— Begin Information shown —
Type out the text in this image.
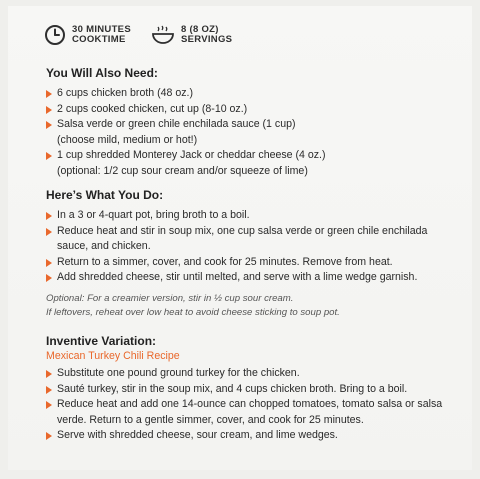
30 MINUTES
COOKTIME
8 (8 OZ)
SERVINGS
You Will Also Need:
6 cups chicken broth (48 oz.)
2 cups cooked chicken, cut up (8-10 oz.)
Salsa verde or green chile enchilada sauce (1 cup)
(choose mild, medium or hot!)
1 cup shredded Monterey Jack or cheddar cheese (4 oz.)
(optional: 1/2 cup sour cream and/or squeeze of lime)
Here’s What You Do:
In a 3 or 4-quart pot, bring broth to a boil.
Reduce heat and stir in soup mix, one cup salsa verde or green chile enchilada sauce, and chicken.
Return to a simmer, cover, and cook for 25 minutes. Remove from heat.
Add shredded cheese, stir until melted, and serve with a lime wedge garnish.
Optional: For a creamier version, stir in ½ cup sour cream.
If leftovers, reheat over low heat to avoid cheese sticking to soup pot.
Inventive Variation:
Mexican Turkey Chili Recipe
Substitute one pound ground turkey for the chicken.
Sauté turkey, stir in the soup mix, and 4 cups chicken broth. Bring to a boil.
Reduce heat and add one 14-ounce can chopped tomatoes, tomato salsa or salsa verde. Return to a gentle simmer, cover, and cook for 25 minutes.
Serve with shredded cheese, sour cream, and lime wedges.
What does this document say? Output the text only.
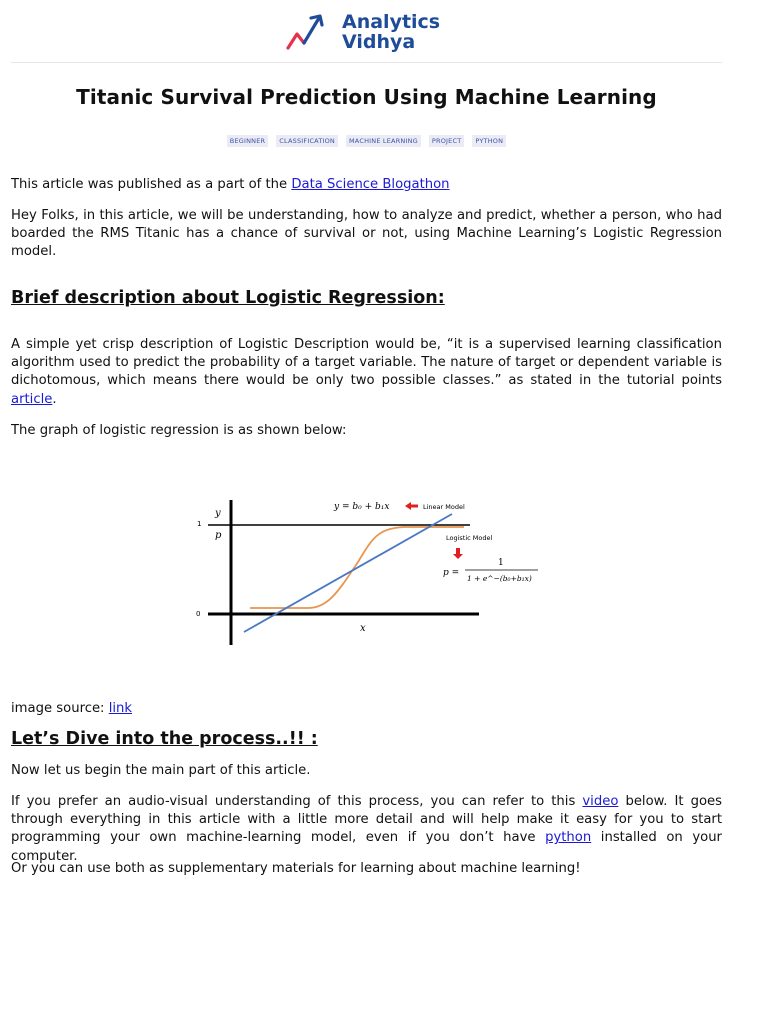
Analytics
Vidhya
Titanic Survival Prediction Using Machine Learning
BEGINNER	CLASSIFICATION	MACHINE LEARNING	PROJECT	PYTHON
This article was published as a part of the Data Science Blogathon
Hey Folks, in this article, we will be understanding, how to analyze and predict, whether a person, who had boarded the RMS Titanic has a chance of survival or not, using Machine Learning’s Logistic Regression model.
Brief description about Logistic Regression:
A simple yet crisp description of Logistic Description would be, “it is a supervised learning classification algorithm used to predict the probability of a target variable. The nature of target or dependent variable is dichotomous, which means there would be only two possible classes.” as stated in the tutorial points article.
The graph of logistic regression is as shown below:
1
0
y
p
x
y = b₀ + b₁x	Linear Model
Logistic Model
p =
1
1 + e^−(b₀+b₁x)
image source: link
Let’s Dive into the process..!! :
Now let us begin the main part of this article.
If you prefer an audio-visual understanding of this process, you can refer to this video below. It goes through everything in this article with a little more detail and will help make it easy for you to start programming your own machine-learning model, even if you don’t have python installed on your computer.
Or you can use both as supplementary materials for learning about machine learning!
— End Information shown —
Required work:
Pictures don't belong in the copy. Transcribe every record exactly as it appears.

Full solution:
Type out the text in this image.
30 MINUTES
COOKTIME
8 (8 OZ)
SERVINGS
You Will Also Need:
6 cups chicken broth (48 oz.)
2 cups cooked chicken, cut up (8-10 oz.)
Salsa verde or green chile enchilada sauce (1 cup)
(choose mild, medium or hot!)
1 cup shredded Monterey Jack or cheddar cheese (4 oz.)
(optional: 1/2 cup sour cream and/or squeeze of lime)
Here’s What You Do:
In a 3 or 4-quart pot, bring broth to a boil.
Reduce heat and stir in soup mix, one cup salsa verde or green chile enchilada sauce, and chicken.
Return to a simmer, cover, and cook for 25 minutes. Remove from heat.
Add shredded cheese, stir until melted, and serve with a lime wedge garnish.
Optional: For a creamier version, stir in ½ cup sour cream.
If leftovers, reheat over low heat to avoid cheese sticking to soup pot.
Inventive Variation:
Mexican Turkey Chili Recipe
Substitute one pound ground turkey for the chicken.
Sauté turkey, stir in the soup mix, and 4 cups chicken broth. Bring to a boil.
Reduce heat and add one 14-ounce can chopped tomatoes, tomato salsa or salsa verde. Return to a gentle simmer, cover, and cook for 25 minutes.
Serve with shredded cheese, sour cream, and lime wedges.
What does this document say? Output the text only.
Analytics
Vidhya
Titanic Survival Prediction Using Machine Learning
BEGINNER	CLASSIFICATION	MACHINE LEARNING	PROJECT	PYTHON
This article was published as a part of the Data Science Blogathon
Hey Folks, in this article, we will be understanding, how to analyze and predict, whether a person, who had boarded the RMS Titanic has a chance of survival or not, using Machine Learning’s Logistic Regression model.
Brief description about Logistic Regression:
A simple yet crisp description of Logistic Description would be, “it is a supervised learning classification algorithm used to predict the probability of a target variable. The nature of target or dependent variable is dichotomous, which means there would be only two possible classes.” as stated in the tutorial points article.
The graph of logistic regression is as shown below:
1
0
y
p
x
y = b₀ + b₁x	Linear Model
Logistic Model
p =
1
1 + e^−(b₀+b₁x)
image source: link
Let’s Dive into the process..!! :
Now let us begin the main part of this article.
If you prefer an audio-visual understanding of this process, you can refer to this video below. It goes through everything in this article with a little more detail and will help make it easy for you to start programming your own machine-learning model, even if you don’t have python installed on your computer.
Or you can use both as supplementary materials for learning about machine learning!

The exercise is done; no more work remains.